* [BRIEF]:
Quote the records that follow in full, leaving the pictures out.

* [THE DATA]:
• • • • • • •
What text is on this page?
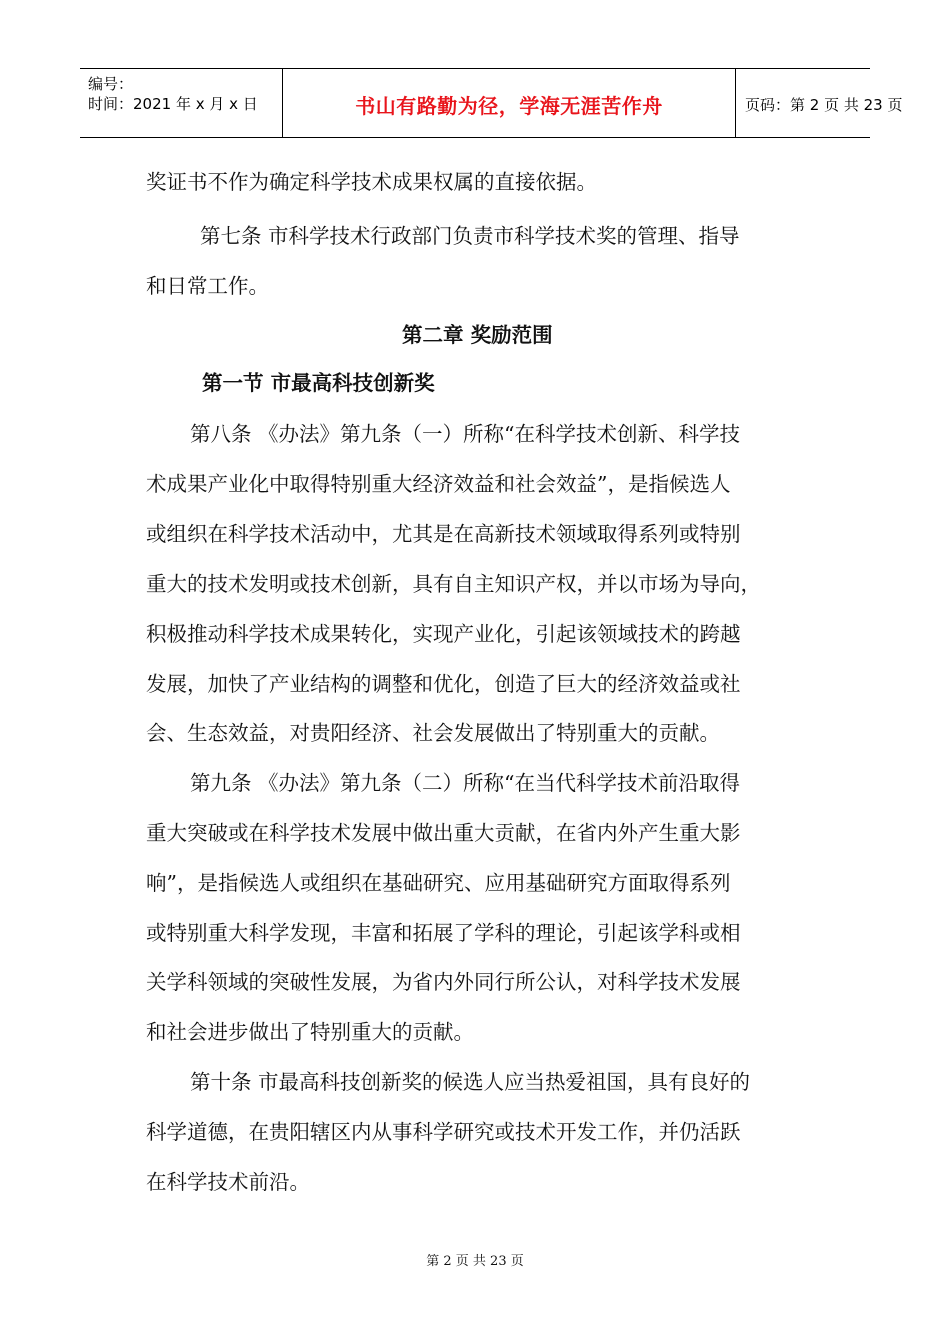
编号：
时间：2021 年 x 月 x 日	书山有路勤为径，学海无涯苦作舟	页码：第 2 页 共 23 页
奖证书不作为确定科学技术成果权属的直接依据。
第七条 市科学技术行政部门负责市科学技术奖的管理、指导
和日常工作。
第二章 奖励范围
第一节 市最高科技创新奖
第八条 《办法》第九条（一）所称“在科学技术创新、科学技
术成果产业化中取得特别重大经济效益和社会效益”，是指候选人
或组织在科学技术活动中，尤其是在高新技术领域取得系列或特别
重大的技术发明或技术创新，具有自主知识产权，并以市场为导向，
积极推动科学技术成果转化，实现产业化，引起该领域技术的跨越
发展，加快了产业结构的调整和优化，创造了巨大的经济效益或社
会、生态效益，对贵阳经济、社会发展做出了特别重大的贡献。
第九条 《办法》第九条（二）所称“在当代科学技术前沿取得
重大突破或在科学技术发展中做出重大贡献，在省内外产生重大影
响”，是指候选人或组织在基础研究、应用基础研究方面取得系列
或特别重大科学发现，丰富和拓展了学科的理论，引起该学科或相
关学科领域的突破性发展，为省内外同行所公认，对科学技术发展
和社会进步做出了特别重大的贡献。
第十条 市最高科技创新奖的候选人应当热爱祖国，具有良好的
科学道德，在贵阳辖区内从事科学研究或技术开发工作，并仍活跃
在科学技术前沿。
第 2 页 共 23 页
• • • • • • •
* [RESULT OF THIS TASK]:
What text is on this page?
编号：
时间：2021 年 x 月 x 日	书山有路勤为径，学海无涯苦作舟	页码：第 2 页 共 23 页
奖证书不作为确定科学技术成果权属的直接依据。
第七条 市科学技术行政部门负责市科学技术奖的管理、指导
和日常工作。
第二章 奖励范围
第一节 市最高科技创新奖
第八条 《办法》第九条（一）所称“在科学技术创新、科学技
术成果产业化中取得特别重大经济效益和社会效益”，是指候选人
或组织在科学技术活动中，尤其是在高新技术领域取得系列或特别
重大的技术发明或技术创新，具有自主知识产权，并以市场为导向，
积极推动科学技术成果转化，实现产业化，引起该领域技术的跨越
发展，加快了产业结构的调整和优化，创造了巨大的经济效益或社
会、生态效益，对贵阳经济、社会发展做出了特别重大的贡献。
第九条 《办法》第九条（二）所称“在当代科学技术前沿取得
重大突破或在科学技术发展中做出重大贡献，在省内外产生重大影
响”，是指候选人或组织在基础研究、应用基础研究方面取得系列
或特别重大科学发现，丰富和拓展了学科的理论，引起该学科或相
关学科领域的突破性发展，为省内外同行所公认，对科学技术发展
和社会进步做出了特别重大的贡献。
第十条 市最高科技创新奖的候选人应当热爱祖国，具有良好的
科学道德，在贵阳辖区内从事科学研究或技术开发工作，并仍活跃
在科学技术前沿。
第 2 页 共 23 页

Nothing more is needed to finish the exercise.